>> Begin PAGE
Eps? show? I thought it was a movie. In fact it is! I rented it and it was way awesome! The Bopeep part is cool! I think the Repunzel hair deal is interesting too. It is a long movie comes in two parts. In case you haven't seen the ending I don't wanna spoil it for you. 


~Oh and speaking of not wanting it as a family show if you're only as far as bopeep there is a part that kids really probably shouldn't see; with the wolf and the girl...


----------



## markpud (Apr 4, 2001)

They are showing it like a series here, in one hour slots each week. It must be a mini-series rather than a film, but I guess that depends on how it is released... 
If you have seen it in two long parts, it would seem like a film...


----------



## Asmiley (Apr 4, 2001)

Yes. Actually it's on video. I rented it. see if it's at a video rental store (Blockbuster/Planet Hollywood) near you. ( gee I feel like a comercial!)


----------



## markpud (Apr 4, 2001)

i haven't been to the video shop for ages... I dont even have membership of the one near here, it's too much effor with the IDs and everyhting...
But I know my mum & dads a/c no for the shop near them


----------



## Asmiley (Apr 4, 2001)

Wow! I try to rent something once in a while.:aliengray


----------



## markpud (Apr 4, 2001)

who has time?? With all the great shows on the telly, and my DVD collection I sure don't!!


----------



## Asmiley (Apr 4, 2001)

So when do you see movies? only when they are on tv?


----------



## markpud (Apr 4, 2001)

well if i like the film, I buy it....


----------



## Dave (Apr 4, 2001)

I've rarely bought anything on video! If I miss it at the cinema, I rent it, if I like it I video it from the TV.

The '10th Kingdom' was first shown on Sky in 10 parts one each day for 2 weeks, this time it's being repeated weekly. Someone said it had been on terrestial TV, but I didn't realise that.

It is also available in Britain in the set of two videos, and I have also seen a book.


----------



## Asmiley (Apr 9, 2001)

I would love to read the book!


----------



## Dave (Apr 26, 2001)

*SECOND SERIES.*

According to 'Telewest Cable Guide' the second series of the 10th Kingdom is nearing completion and Sky One says " We... hope to be able to show a second series, so stay tuned for more information."


----------



## padders (Apr 26, 2001)
>> End PAGE
» THE TASK:
According to the forum thread, how was the '10th Kingdom' first shown on Sky?
>> Begin AVAILABLE DATA
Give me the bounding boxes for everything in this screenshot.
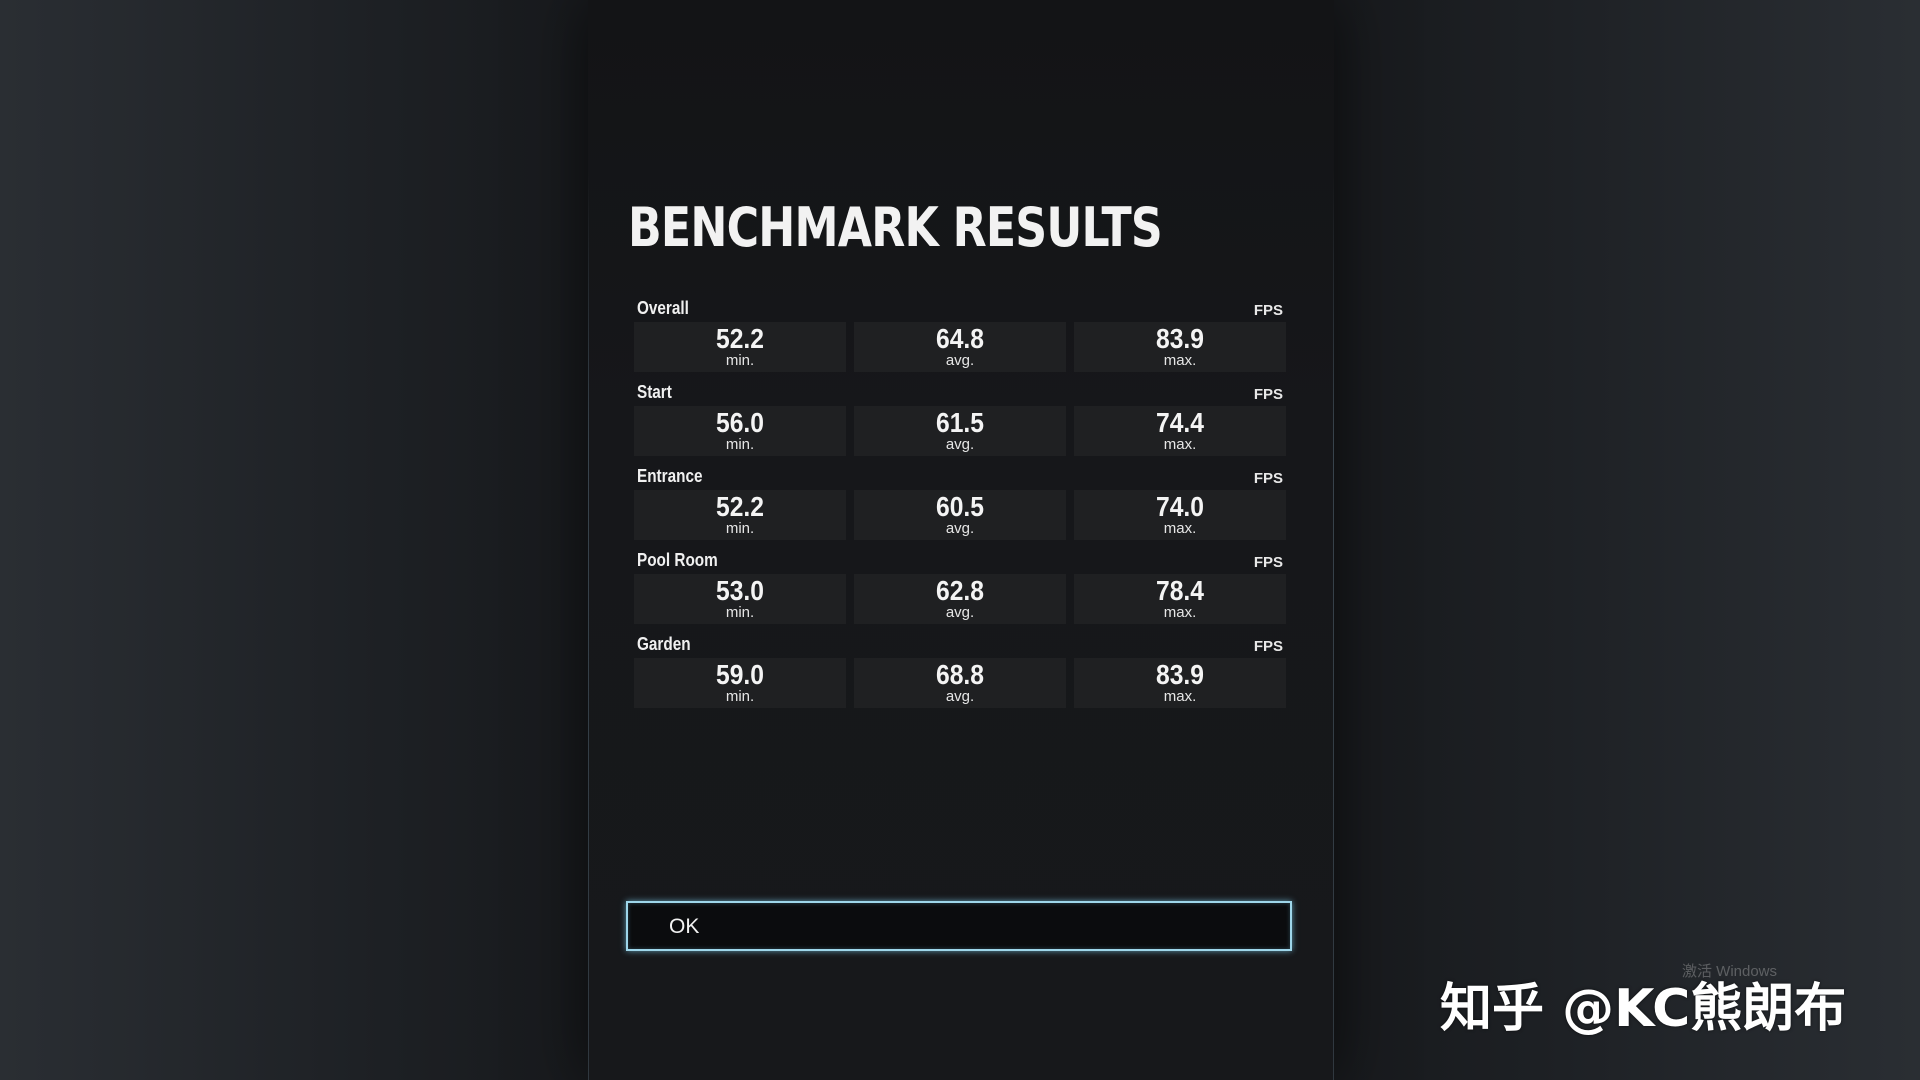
>> End AVAILABLE DATA
» SOLVED EXERCISE:
In 10 parts, one each day for 2 weeks.